Aim>
What is the number of lines holding the word "JSON"? Write that number and nothing else.

Material provided>
****************

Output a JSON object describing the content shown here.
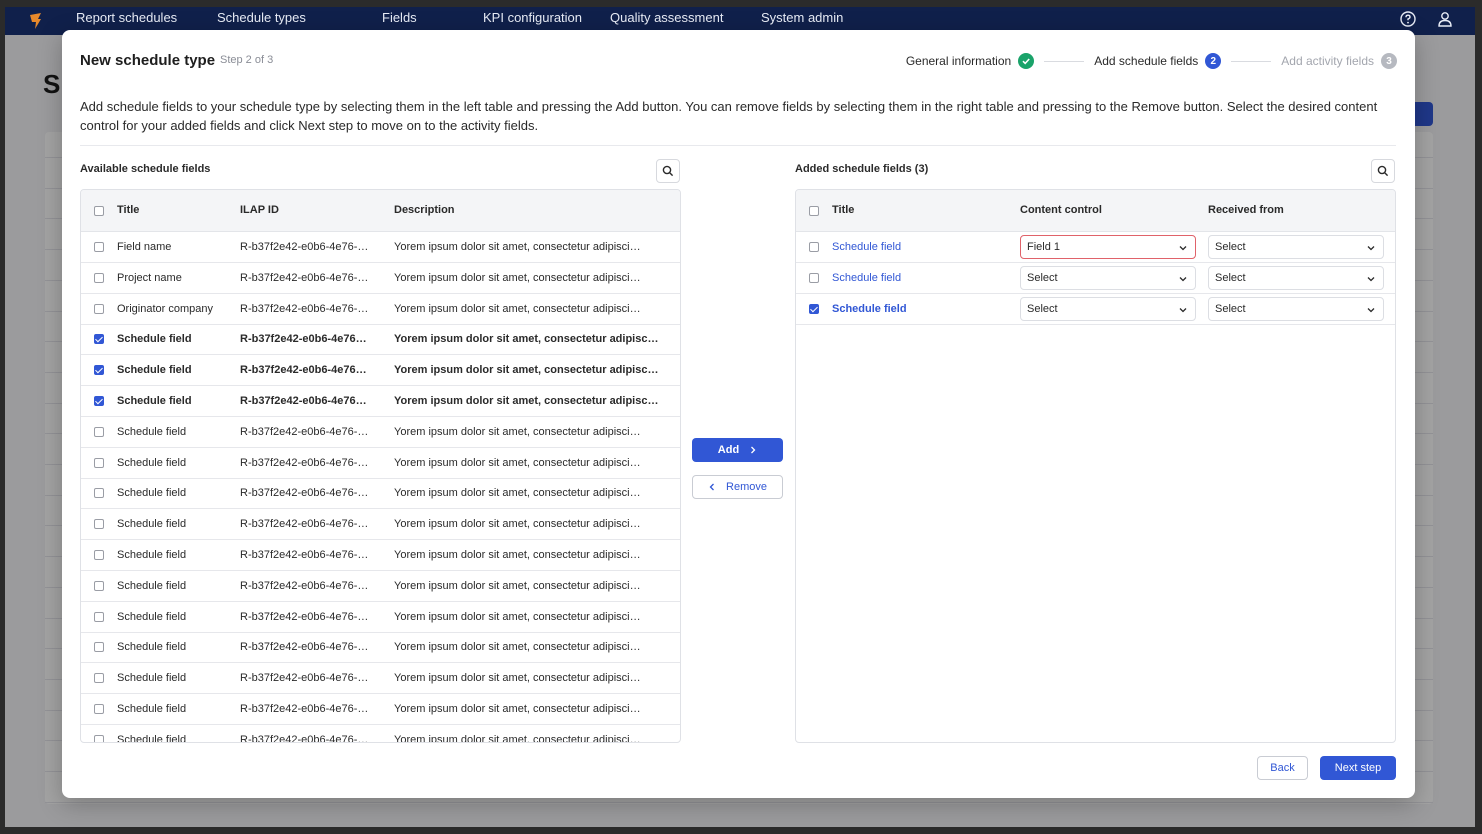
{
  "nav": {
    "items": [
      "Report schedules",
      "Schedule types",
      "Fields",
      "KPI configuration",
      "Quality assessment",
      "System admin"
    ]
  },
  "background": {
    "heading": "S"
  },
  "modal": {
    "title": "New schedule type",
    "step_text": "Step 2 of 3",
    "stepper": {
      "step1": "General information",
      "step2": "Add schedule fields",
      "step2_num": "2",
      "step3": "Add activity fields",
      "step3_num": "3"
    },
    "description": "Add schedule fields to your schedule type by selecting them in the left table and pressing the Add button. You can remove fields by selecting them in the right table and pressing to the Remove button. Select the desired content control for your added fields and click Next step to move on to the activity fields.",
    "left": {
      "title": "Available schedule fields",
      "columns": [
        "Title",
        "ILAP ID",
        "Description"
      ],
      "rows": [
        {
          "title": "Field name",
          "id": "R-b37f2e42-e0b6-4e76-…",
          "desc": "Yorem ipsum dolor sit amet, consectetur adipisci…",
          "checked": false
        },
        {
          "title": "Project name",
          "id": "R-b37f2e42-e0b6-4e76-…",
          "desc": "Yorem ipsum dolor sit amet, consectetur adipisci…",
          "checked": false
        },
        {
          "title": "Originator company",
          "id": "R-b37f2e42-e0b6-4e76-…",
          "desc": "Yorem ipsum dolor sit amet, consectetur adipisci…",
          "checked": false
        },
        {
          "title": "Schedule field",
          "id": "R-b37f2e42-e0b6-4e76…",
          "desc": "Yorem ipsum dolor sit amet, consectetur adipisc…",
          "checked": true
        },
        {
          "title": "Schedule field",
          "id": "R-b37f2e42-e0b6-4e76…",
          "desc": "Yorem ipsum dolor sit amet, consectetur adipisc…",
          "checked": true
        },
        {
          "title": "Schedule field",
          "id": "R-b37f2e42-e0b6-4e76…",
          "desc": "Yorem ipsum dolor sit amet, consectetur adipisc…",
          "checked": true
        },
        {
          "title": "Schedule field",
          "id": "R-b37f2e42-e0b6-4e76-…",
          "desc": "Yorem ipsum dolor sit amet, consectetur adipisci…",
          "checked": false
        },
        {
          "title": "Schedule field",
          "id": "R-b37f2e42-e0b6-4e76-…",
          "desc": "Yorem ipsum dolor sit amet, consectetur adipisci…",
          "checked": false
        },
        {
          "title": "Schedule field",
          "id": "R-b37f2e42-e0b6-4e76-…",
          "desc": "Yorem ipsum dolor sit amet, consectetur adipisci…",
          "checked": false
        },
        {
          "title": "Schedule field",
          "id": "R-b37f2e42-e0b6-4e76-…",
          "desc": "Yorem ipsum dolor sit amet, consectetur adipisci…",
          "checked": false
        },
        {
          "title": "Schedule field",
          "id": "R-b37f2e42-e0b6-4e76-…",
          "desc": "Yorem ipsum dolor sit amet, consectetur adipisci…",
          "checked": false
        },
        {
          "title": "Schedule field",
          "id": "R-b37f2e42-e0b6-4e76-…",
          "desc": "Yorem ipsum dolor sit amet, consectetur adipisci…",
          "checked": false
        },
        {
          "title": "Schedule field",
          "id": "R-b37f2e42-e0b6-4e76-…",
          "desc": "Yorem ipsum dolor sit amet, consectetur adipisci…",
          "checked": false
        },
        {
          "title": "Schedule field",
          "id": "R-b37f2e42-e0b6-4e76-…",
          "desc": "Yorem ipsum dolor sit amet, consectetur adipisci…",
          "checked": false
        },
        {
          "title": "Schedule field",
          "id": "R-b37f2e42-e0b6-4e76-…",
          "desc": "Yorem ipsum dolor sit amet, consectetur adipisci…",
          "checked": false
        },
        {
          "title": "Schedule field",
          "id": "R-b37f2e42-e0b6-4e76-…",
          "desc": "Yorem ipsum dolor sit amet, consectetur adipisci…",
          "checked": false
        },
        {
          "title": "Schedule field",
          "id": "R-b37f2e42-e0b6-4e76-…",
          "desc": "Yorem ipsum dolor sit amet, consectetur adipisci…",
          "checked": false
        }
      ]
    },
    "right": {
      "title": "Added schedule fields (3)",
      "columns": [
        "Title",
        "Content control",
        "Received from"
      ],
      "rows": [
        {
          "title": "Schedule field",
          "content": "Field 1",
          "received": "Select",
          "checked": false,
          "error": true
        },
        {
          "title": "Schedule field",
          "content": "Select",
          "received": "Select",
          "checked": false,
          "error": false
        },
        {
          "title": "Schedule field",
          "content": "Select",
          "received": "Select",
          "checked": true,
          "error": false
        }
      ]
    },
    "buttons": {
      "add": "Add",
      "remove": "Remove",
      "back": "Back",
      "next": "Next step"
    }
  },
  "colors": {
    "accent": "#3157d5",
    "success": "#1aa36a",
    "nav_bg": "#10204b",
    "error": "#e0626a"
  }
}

****************

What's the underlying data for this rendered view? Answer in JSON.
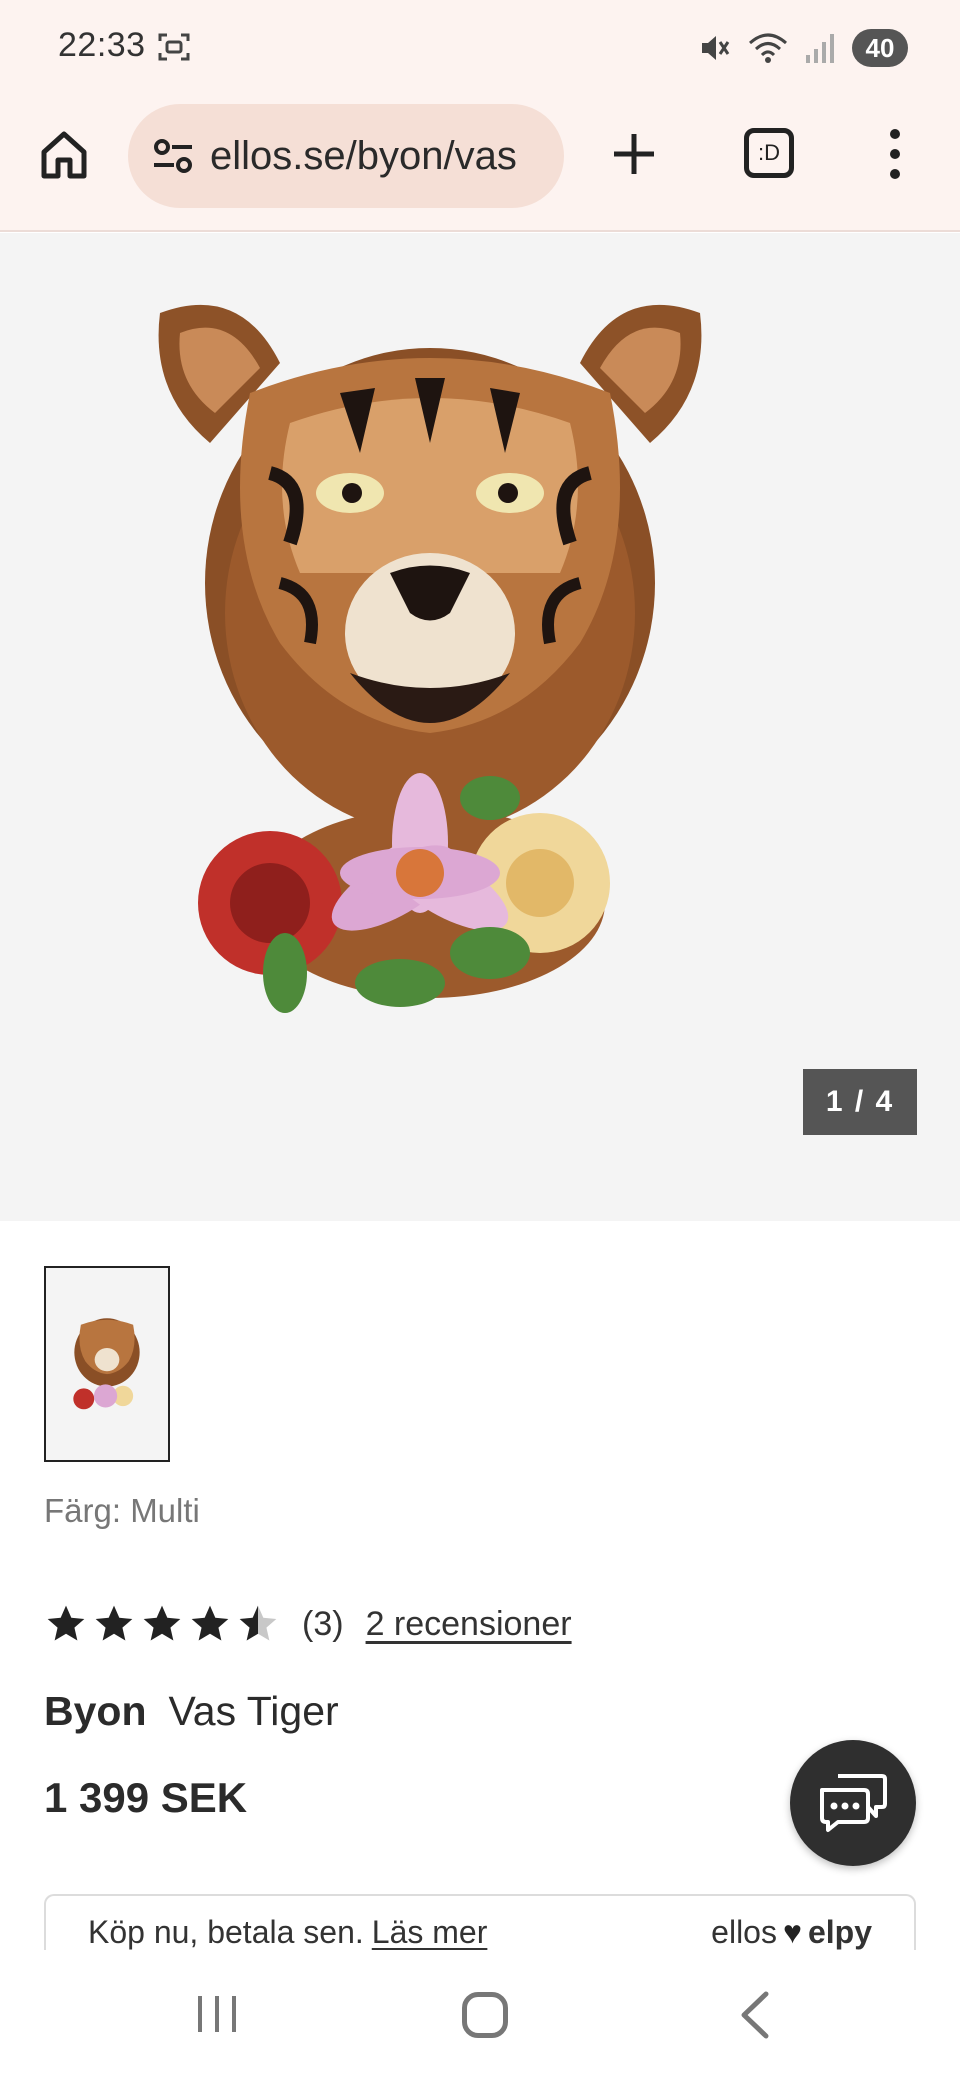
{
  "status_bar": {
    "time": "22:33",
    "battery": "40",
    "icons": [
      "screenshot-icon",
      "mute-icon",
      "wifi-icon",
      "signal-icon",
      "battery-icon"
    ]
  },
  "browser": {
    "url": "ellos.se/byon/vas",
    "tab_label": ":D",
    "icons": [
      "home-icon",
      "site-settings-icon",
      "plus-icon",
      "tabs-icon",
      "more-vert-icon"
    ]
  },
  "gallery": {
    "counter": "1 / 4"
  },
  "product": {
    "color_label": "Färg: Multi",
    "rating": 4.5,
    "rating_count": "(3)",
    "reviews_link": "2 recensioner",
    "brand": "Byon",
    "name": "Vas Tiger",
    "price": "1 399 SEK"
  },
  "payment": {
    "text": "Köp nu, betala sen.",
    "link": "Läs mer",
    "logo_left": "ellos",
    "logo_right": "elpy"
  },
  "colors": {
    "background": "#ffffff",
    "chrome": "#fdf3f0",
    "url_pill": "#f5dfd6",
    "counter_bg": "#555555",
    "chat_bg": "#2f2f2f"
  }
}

****************

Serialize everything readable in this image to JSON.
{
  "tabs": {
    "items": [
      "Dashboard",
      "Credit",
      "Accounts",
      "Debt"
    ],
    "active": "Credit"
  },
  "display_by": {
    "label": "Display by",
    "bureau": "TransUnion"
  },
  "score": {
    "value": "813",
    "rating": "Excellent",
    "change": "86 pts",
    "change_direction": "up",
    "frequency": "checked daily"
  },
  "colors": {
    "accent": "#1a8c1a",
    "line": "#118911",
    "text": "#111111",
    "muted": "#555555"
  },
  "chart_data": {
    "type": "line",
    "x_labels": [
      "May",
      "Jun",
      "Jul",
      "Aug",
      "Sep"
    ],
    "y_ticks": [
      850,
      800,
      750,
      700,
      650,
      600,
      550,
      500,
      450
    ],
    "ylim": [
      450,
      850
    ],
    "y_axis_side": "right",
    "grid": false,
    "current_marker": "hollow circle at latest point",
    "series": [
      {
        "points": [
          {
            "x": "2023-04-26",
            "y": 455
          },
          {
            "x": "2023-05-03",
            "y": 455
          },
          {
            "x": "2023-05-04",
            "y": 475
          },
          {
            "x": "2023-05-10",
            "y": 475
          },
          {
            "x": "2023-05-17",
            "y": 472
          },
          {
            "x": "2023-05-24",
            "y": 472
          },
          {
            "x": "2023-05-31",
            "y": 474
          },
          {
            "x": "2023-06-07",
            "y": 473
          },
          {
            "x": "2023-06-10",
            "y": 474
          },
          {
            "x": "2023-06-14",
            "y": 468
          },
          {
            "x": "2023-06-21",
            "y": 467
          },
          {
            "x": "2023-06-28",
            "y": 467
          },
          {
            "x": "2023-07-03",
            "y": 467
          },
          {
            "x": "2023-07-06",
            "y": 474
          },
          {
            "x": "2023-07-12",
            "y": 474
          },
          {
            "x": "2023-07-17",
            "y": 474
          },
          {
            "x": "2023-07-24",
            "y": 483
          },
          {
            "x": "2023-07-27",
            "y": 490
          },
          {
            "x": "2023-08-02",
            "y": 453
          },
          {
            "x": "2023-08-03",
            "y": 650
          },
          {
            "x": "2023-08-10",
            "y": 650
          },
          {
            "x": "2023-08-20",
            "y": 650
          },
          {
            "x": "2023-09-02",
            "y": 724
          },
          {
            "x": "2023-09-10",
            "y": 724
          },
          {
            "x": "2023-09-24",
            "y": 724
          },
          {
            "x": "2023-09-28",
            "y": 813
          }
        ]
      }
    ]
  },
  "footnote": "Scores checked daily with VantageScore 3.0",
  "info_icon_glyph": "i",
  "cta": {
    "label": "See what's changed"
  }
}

****************

Response to the task>
3